* TEXTO FORNECIDO:
___

Moïse é a terceira pessoa morta por espancamento em um mês na orla da Barra
O bárbaro assassinato de Moïse Kabagambe faz a ponte entre dois fracassos civilizacionais. Aperta o nó entre Brasil e Congo, enredados há séculos na violência escravista que moldou os dois países. Atualiza a encruzilhada em que a selvageria se impõe e a humanidade se esvai no precipício.
Moïse e sua família fugiram da guerra e da fome, mas depositaram suas esperanças na cidade errada. No Rio de Janeiro, a bestialidade se alastra como metástase, por fora e por dentro do aparelho de Estado. Indícios apontam o envolvimento de milicianos e seus bate-paus no suplício do refugiado congolês.
Na sua gênese, essas máfias impunham a lei do mais forte em lugares esquecidos, inclusive (ou principalmente) pelas autoridades. O tumor foi cevado, as células cancerígenas se desprenderam do foco original e chegaram às areias do cartão postal. Já se nota um padrão: Moïse é a terceira pessoa morta por espancamento em menos de um mês na orla da Barra da Tijuca.

___

[Dados de detecção de layout de documentos]
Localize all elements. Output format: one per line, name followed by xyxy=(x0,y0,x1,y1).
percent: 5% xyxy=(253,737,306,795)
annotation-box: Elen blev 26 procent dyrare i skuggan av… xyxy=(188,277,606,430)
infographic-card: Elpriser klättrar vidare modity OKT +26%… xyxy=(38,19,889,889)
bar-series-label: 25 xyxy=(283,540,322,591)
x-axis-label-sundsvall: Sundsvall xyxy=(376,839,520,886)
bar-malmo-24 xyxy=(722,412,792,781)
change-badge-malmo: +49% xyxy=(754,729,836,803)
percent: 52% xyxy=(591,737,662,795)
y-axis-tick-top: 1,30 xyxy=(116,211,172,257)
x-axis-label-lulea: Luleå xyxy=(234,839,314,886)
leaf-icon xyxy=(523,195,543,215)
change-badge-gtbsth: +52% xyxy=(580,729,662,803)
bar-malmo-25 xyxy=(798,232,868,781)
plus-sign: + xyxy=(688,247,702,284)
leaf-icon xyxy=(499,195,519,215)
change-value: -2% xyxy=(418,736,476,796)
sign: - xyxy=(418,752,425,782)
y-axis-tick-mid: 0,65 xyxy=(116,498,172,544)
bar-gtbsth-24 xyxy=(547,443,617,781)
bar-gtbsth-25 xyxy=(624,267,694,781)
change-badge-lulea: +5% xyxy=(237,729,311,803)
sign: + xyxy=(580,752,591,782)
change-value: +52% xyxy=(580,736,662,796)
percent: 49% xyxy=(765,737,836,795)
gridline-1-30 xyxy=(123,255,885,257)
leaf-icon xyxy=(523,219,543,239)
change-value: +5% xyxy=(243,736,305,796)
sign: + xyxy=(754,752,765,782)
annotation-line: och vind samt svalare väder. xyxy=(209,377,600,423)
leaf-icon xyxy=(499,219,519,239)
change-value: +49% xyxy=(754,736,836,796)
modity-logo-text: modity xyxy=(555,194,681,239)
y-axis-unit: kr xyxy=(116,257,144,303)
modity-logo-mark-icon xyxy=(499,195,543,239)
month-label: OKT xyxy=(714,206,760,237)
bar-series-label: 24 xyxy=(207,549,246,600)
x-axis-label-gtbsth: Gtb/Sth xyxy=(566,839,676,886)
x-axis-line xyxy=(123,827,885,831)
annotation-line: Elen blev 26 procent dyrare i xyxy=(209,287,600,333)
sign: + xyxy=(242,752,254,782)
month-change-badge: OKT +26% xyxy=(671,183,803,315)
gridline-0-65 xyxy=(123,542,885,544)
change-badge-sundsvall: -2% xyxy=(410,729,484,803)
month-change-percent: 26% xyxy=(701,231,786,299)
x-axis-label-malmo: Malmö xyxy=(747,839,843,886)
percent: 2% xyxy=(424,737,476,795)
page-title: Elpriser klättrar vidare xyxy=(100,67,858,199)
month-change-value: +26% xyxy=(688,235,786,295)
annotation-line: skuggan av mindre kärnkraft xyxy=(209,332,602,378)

___

* TAREFA A:
Responda com base no texto sobre a morte de Moïse Kabagambe:
(i) Do que Moïse e sua família fugiram?
(ii) Para o envolvimento de quem apontam os indícios no suplício do refugiado?
(iii) Em que local ocorreram as três mortes por espancamento em menos de um mês?
* TAREFA B:
Escreva a continuação do texto sobre a morte de Moïse Kabagambe, começando logo após a última frase apresentada.
A listagem não é necessária para nada do que se pede aqui.

* RESPOSTA A:
(i) Da guerra e da fome.
(ii) De milicianos e seus bate-paus.
(iii) Na orla da Barra da Tijuca.

* RESPOSTA B:
Um policial militar “opera” irregularmente o quiosque onde Moïse trabalhava em troca de migalhas; a família do rapaz diz ter sido intimidada por dois PMs; uma testemunha da execução conta ter pedido ajuda a dois guardas municipais, que a ignoraram. A polícia levou mais de uma semana para prender os criminosos, mesmo tempo que demorou para o quiosque do crime ser interditado.
Prefeito e governador só se manifestaram quando já pegava mal ficar calado. Autoridades federais continuam em silêncio, ainda que a tragédia tenha ocorrido na rua onde o presidente da República tem uma casa. Talvez por isso mesmo.
No livro “Coração das Trevas”, de Joseph Conrad, sobre a brutalidade colonial no Congo sob domínio belga, tornou-se célebre a frase de um personagem para definir as atrocidades que presenciou contra os congoleses: “O horror, o horror…”. A expressão se encaixa de maneira trágica no martírio de Moïse e no que o Rio de Janeiro e o Brasil se transformaram: “O horror, o horror…”.